◆ DIRECTIVE
Which lines hold the word "Corporation"? Copy each of them from the material.
* * *
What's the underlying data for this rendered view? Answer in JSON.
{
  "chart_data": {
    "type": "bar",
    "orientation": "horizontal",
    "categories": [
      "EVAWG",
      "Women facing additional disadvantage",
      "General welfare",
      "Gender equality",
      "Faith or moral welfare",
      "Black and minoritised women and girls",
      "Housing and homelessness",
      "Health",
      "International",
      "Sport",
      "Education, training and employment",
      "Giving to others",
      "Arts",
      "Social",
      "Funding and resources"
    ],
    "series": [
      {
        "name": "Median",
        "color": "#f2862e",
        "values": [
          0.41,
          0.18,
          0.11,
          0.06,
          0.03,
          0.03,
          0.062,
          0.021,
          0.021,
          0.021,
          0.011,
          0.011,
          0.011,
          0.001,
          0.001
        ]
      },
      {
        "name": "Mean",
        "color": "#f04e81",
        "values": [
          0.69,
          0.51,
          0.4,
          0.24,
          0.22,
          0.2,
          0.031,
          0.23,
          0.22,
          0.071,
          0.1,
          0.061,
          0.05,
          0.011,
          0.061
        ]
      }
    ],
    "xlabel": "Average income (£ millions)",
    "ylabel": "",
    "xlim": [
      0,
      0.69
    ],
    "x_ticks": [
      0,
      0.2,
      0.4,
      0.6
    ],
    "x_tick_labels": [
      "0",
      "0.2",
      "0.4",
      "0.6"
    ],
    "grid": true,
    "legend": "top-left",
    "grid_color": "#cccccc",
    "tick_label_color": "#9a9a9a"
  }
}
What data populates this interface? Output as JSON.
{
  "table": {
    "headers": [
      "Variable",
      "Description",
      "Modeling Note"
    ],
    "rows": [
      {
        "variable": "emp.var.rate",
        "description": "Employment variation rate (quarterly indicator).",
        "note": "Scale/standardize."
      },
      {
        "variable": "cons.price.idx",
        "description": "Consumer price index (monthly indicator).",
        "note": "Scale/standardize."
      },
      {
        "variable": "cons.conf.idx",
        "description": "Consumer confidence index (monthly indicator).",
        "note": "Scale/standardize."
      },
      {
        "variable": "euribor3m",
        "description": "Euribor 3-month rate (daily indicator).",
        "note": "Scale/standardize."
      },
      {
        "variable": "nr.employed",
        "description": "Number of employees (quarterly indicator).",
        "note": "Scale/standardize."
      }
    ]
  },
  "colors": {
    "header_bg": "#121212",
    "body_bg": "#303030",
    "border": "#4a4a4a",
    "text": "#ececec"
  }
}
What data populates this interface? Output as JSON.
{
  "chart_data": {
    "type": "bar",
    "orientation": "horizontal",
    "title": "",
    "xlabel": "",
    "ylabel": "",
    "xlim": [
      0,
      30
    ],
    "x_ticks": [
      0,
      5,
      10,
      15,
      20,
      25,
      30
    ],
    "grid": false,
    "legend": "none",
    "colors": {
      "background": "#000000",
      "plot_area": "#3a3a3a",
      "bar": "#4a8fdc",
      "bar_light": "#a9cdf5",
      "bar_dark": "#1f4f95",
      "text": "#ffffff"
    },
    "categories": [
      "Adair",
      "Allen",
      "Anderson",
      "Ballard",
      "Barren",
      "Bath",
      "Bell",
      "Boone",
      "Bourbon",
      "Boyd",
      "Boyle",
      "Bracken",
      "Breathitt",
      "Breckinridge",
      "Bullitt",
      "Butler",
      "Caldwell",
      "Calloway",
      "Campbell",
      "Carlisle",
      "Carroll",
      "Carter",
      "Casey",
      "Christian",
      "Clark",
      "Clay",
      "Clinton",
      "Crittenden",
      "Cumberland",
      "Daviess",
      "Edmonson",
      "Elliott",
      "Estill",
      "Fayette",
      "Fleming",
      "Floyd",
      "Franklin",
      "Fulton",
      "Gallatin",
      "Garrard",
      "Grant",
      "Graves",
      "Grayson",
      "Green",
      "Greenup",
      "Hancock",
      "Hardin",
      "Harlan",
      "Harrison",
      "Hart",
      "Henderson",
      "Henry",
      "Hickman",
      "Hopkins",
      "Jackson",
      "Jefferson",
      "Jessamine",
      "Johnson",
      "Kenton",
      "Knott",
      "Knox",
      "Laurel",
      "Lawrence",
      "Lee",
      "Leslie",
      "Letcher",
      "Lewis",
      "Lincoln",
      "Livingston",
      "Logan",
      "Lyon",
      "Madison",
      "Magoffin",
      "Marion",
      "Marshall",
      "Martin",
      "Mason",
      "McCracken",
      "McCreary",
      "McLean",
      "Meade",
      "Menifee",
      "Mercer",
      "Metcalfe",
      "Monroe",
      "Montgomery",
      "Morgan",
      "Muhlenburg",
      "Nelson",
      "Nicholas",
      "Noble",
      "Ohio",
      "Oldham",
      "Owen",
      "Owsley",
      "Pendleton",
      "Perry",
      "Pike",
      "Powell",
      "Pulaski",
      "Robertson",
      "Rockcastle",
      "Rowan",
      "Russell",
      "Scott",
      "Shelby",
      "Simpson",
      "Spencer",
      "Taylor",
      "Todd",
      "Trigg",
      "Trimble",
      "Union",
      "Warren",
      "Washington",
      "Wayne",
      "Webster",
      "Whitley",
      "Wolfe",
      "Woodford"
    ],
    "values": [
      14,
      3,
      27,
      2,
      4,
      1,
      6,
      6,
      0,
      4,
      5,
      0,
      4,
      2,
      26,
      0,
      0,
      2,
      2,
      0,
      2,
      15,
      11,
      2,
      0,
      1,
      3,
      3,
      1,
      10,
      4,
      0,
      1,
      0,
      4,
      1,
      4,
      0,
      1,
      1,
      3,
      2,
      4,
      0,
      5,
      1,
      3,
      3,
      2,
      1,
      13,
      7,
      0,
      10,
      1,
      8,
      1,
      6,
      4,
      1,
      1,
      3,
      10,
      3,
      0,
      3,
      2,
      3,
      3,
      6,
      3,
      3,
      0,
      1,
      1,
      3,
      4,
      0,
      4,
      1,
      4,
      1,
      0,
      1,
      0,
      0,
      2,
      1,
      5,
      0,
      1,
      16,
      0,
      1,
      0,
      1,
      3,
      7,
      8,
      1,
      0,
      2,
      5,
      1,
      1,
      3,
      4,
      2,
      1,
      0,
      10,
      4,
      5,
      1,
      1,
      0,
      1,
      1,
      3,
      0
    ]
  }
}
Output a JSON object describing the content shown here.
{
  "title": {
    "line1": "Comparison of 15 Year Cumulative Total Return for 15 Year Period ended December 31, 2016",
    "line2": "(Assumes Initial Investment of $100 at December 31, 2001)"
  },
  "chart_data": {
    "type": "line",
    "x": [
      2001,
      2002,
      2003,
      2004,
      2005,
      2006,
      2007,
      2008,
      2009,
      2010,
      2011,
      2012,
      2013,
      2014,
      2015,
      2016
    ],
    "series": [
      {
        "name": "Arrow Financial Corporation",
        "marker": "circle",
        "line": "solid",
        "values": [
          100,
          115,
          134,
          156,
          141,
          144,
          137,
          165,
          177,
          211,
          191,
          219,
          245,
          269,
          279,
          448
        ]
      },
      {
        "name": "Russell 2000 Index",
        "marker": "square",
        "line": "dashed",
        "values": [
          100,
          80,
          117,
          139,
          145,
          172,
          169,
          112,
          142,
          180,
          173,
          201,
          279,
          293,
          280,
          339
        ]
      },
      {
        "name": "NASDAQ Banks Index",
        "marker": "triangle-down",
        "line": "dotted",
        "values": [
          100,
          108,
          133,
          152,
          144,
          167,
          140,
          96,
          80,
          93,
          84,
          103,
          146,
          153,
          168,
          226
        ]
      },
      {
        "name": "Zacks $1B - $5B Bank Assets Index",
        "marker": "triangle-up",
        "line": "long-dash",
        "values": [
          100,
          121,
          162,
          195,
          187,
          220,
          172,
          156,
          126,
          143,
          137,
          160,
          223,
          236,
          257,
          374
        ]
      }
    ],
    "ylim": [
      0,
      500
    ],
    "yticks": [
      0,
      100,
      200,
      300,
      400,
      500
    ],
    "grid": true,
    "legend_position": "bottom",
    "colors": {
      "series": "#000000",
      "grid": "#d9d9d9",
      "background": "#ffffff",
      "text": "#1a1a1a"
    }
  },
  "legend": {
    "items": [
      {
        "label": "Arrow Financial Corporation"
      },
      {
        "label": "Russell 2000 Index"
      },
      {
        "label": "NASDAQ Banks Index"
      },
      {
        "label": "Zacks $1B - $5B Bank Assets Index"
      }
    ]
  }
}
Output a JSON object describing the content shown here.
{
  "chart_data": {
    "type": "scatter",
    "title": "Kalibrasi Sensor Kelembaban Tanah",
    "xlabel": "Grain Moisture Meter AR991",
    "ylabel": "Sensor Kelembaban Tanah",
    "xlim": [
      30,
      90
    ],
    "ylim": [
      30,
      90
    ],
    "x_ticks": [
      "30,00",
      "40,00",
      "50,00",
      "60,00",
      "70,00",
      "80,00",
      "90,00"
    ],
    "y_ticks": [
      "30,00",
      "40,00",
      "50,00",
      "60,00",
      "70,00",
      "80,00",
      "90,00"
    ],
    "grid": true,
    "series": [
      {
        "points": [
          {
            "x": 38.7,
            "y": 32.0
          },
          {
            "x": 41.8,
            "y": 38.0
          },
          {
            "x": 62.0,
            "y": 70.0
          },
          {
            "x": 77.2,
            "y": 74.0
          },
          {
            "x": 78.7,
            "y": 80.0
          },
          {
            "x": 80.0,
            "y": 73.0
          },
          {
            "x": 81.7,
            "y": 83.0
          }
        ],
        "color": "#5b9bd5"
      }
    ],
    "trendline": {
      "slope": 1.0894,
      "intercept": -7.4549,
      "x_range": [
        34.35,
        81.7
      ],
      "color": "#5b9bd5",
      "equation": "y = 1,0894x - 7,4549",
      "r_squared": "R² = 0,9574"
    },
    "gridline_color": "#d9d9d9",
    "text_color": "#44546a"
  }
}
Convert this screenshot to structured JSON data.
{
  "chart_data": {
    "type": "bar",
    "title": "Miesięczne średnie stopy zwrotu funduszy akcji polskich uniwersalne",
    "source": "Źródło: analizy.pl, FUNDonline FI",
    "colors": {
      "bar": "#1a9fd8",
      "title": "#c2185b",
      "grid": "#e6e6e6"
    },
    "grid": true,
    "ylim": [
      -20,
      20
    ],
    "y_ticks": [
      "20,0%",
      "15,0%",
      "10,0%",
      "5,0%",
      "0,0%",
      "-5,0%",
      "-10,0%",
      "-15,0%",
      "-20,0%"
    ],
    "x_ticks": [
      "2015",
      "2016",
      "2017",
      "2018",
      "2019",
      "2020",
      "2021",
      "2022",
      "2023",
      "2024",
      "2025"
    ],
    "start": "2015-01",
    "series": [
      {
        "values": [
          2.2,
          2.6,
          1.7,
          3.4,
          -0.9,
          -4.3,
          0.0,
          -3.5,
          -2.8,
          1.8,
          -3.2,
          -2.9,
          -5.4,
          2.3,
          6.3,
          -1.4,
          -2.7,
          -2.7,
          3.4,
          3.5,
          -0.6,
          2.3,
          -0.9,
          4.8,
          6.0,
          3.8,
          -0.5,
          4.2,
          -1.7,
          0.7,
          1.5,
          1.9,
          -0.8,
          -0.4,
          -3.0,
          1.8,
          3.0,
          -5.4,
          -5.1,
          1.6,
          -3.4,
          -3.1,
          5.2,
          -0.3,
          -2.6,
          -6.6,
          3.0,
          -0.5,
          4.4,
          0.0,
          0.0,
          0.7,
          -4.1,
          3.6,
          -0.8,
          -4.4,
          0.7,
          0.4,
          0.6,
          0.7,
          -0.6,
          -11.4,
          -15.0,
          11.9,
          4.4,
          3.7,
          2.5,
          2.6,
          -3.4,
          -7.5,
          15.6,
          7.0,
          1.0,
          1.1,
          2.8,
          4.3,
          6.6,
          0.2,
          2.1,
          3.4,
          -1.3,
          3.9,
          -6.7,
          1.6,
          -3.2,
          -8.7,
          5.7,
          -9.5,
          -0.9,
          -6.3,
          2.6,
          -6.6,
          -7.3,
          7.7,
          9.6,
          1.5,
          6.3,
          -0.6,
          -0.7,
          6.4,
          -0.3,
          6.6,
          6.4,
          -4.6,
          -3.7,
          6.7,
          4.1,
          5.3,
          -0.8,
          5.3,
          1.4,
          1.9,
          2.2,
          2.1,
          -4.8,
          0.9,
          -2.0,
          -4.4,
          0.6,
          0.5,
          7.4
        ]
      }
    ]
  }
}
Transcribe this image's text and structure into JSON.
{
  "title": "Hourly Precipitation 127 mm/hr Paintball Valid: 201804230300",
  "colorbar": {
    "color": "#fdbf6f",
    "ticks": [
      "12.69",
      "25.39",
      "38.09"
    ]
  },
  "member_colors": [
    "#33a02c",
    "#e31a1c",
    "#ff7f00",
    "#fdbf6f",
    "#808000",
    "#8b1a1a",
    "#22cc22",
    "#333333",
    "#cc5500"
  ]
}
* * *
◆ RESULT
        "name": "Arrow Financial Corporation",
        "label": "Arrow Financial Corporation"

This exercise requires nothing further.